▶ Problem description
Without the pictures, return each record as it appears.
— Begin —
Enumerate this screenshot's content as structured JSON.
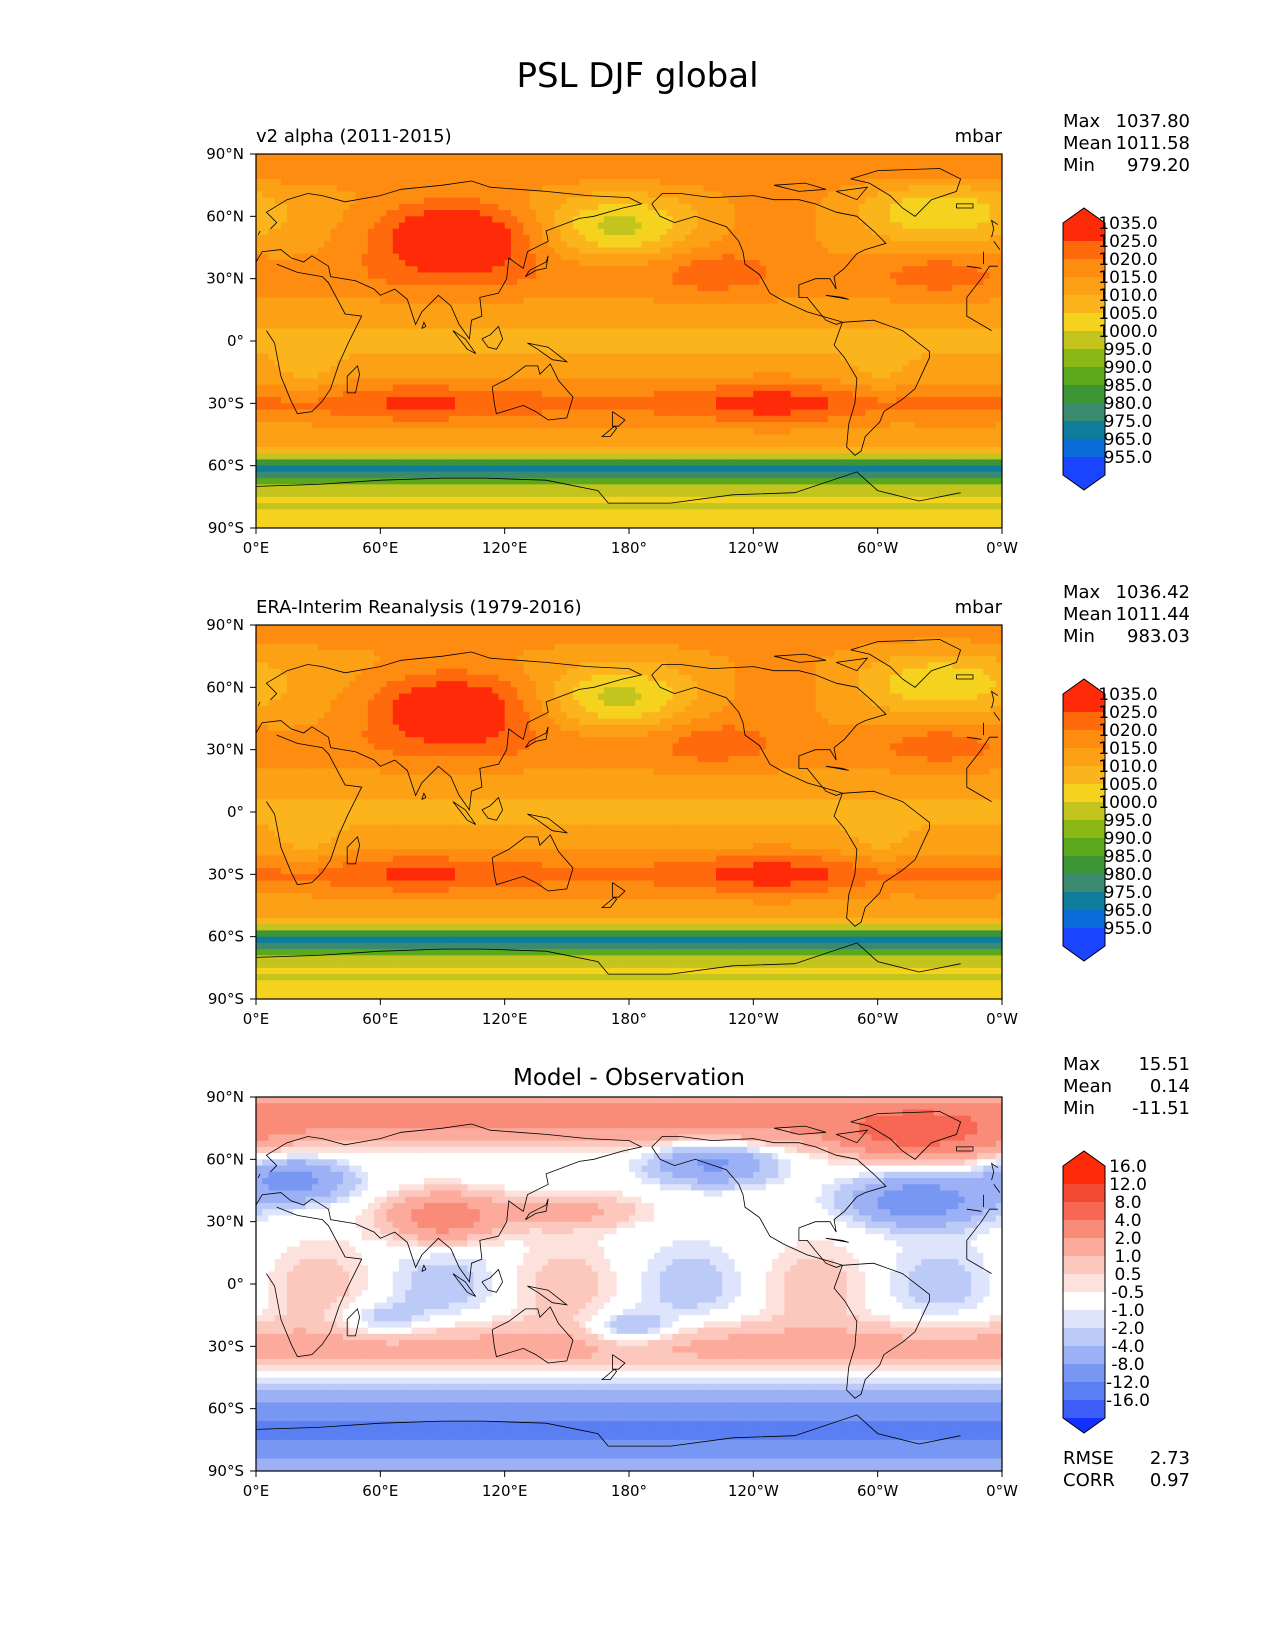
{
  "figure_title": "PSL DJF global",
  "colors": {
    "psl_levels": [
      "#1a44ff",
      "#0b6bd9",
      "#107c9c",
      "#3a8a70",
      "#3c9636",
      "#5ca81c",
      "#8ab814",
      "#c4c41e",
      "#f5d21e",
      "#fbb41c",
      "#fca015",
      "#fd8c10",
      "#fe6a0c",
      "#ff2a08"
    ],
    "diff_levels": [
      "#1230ff",
      "#3d5ef7",
      "#5a7ff2",
      "#7897f3",
      "#9cb0f6",
      "#bccaf8",
      "#dde4fb",
      "#ffffff",
      "#fde1dc",
      "#fcc8be",
      "#fbaa9c",
      "#f98b79",
      "#f76754",
      "#f24a32",
      "#ff2a08"
    ],
    "land": "#000000"
  },
  "chart_data": [
    {
      "type": "heatmap",
      "title": "v2 alpha (2011-2015)",
      "units": "mbar",
      "field": "psl_model",
      "stats": {
        "max_label": "Max",
        "max": "1037.80",
        "mean_label": "Mean",
        "mean": "1011.58",
        "min_label": "Min",
        "min": "979.20"
      },
      "colorbar_labels": [
        "1035.0",
        "1025.0",
        "1020.0",
        "1015.0",
        "1010.0",
        "1005.0",
        "1000.0",
        "995.0",
        "990.0",
        "985.0",
        "980.0",
        "975.0",
        "965.0",
        "955.0"
      ],
      "xticks": [
        "0°E",
        "60°E",
        "120°E",
        "180°",
        "120°W",
        "60°W",
        "0°W"
      ],
      "yticks": [
        "90°N",
        "60°N",
        "30°N",
        "0°",
        "30°S",
        "60°S",
        "90°S"
      ],
      "xlim": [
        0,
        360
      ],
      "ylim": [
        -90,
        90
      ]
    },
    {
      "type": "heatmap",
      "title": "ERA-Interim Reanalysis (1979-2016)",
      "units": "mbar",
      "field": "psl_obs",
      "stats": {
        "max_label": "Max",
        "max": "1036.42",
        "mean_label": "Mean",
        "mean": "1011.44",
        "min_label": "Min",
        "min": "983.03"
      },
      "colorbar_labels": [
        "1035.0",
        "1025.0",
        "1020.0",
        "1015.0",
        "1010.0",
        "1005.0",
        "1000.0",
        "995.0",
        "990.0",
        "985.0",
        "980.0",
        "975.0",
        "965.0",
        "955.0"
      ],
      "xticks": [
        "0°E",
        "60°E",
        "120°E",
        "180°",
        "120°W",
        "60°W",
        "0°W"
      ],
      "yticks": [
        "90°N",
        "60°N",
        "30°N",
        "0°",
        "30°S",
        "60°S",
        "90°S"
      ],
      "xlim": [
        0,
        360
      ],
      "ylim": [
        -90,
        90
      ]
    },
    {
      "type": "heatmap",
      "title": "Model - Observation",
      "units": "",
      "field": "psl_diff",
      "stats": {
        "max_label": "Max",
        "max": "15.51",
        "mean_label": "Mean",
        "mean": "0.14",
        "min_label": "Min",
        "min": "-11.51"
      },
      "colorbar_labels": [
        "16.0",
        "12.0",
        "8.0",
        "4.0",
        "2.0",
        "1.0",
        "0.5",
        "-0.5",
        "-1.0",
        "-2.0",
        "-4.0",
        "-8.0",
        "-12.0",
        "-16.0"
      ],
      "extra_stats": {
        "rmse_label": "RMSE",
        "rmse": "2.73",
        "corr_label": "CORR",
        "corr": "0.97"
      },
      "xticks": [
        "0°E",
        "60°E",
        "120°E",
        "180°",
        "120°W",
        "60°W",
        "0°W"
      ],
      "yticks": [
        "90°N",
        "60°N",
        "30°N",
        "0°",
        "30°S",
        "60°S",
        "90°S"
      ],
      "xlim": [
        0,
        360
      ],
      "ylim": [
        -90,
        90
      ]
    }
  ]
}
— End —
▶ The response
Enumerate this screenshot's content as structured JSON.
{
  "figure_title": "PSL DJF global",
  "colors": {
    "psl_levels": [
      "#1a44ff",
      "#0b6bd9",
      "#107c9c",
      "#3a8a70",
      "#3c9636",
      "#5ca81c",
      "#8ab814",
      "#c4c41e",
      "#f5d21e",
      "#fbb41c",
      "#fca015",
      "#fd8c10",
      "#fe6a0c",
      "#ff2a08"
    ],
    "diff_levels": [
      "#1230ff",
      "#3d5ef7",
      "#5a7ff2",
      "#7897f3",
      "#9cb0f6",
      "#bccaf8",
      "#dde4fb",
      "#ffffff",
      "#fde1dc",
      "#fcc8be",
      "#fbaa9c",
      "#f98b79",
      "#f76754",
      "#f24a32",
      "#ff2a08"
    ],
    "land": "#000000"
  },
  "chart_data": [
    {
      "type": "heatmap",
      "title": "v2 alpha (2011-2015)",
      "units": "mbar",
      "field": "psl_model",
      "stats": {
        "max_label": "Max",
        "max": "1037.80",
        "mean_label": "Mean",
        "mean": "1011.58",
        "min_label": "Min",
        "min": "979.20"
      },
      "colorbar_labels": [
        "1035.0",
        "1025.0",
        "1020.0",
        "1015.0",
        "1010.0",
        "1005.0",
        "1000.0",
        "995.0",
        "990.0",
        "985.0",
        "980.0",
        "975.0",
        "965.0",
        "955.0"
      ],
      "xticks": [
        "0°E",
        "60°E",
        "120°E",
        "180°",
        "120°W",
        "60°W",
        "0°W"
      ],
      "yticks": [
        "90°N",
        "60°N",
        "30°N",
        "0°",
        "30°S",
        "60°S",
        "90°S"
      ],
      "xlim": [
        0,
        360
      ],
      "ylim": [
        -90,
        90
      ]
    },
    {
      "type": "heatmap",
      "title": "ERA-Interim Reanalysis (1979-2016)",
      "units": "mbar",
      "field": "psl_obs",
      "stats": {
        "max_label": "Max",
        "max": "1036.42",
        "mean_label": "Mean",
        "mean": "1011.44",
        "min_label": "Min",
        "min": "983.03"
      },
      "colorbar_labels": [
        "1035.0",
        "1025.0",
        "1020.0",
        "1015.0",
        "1010.0",
        "1005.0",
        "1000.0",
        "995.0",
        "990.0",
        "985.0",
        "980.0",
        "975.0",
        "965.0",
        "955.0"
      ],
      "xticks": [
        "0°E",
        "60°E",
        "120°E",
        "180°",
        "120°W",
        "60°W",
        "0°W"
      ],
      "yticks": [
        "90°N",
        "60°N",
        "30°N",
        "0°",
        "30°S",
        "60°S",
        "90°S"
      ],
      "xlim": [
        0,
        360
      ],
      "ylim": [
        -90,
        90
      ]
    },
    {
      "type": "heatmap",
      "title": "Model - Observation",
      "units": "",
      "field": "psl_diff",
      "stats": {
        "max_label": "Max",
        "max": "15.51",
        "mean_label": "Mean",
        "mean": "0.14",
        "min_label": "Min",
        "min": "-11.51"
      },
      "colorbar_labels": [
        "16.0",
        "12.0",
        "8.0",
        "4.0",
        "2.0",
        "1.0",
        "0.5",
        "-0.5",
        "-1.0",
        "-2.0",
        "-4.0",
        "-8.0",
        "-12.0",
        "-16.0"
      ],
      "extra_stats": {
        "rmse_label": "RMSE",
        "rmse": "2.73",
        "corr_label": "CORR",
        "corr": "0.97"
      },
      "xticks": [
        "0°E",
        "60°E",
        "120°E",
        "180°",
        "120°W",
        "60°W",
        "0°W"
      ],
      "yticks": [
        "90°N",
        "60°N",
        "30°N",
        "0°",
        "30°S",
        "60°S",
        "90°S"
      ],
      "xlim": [
        0,
        360
      ],
      "ylim": [
        -90,
        90
      ]
    }
  ]
}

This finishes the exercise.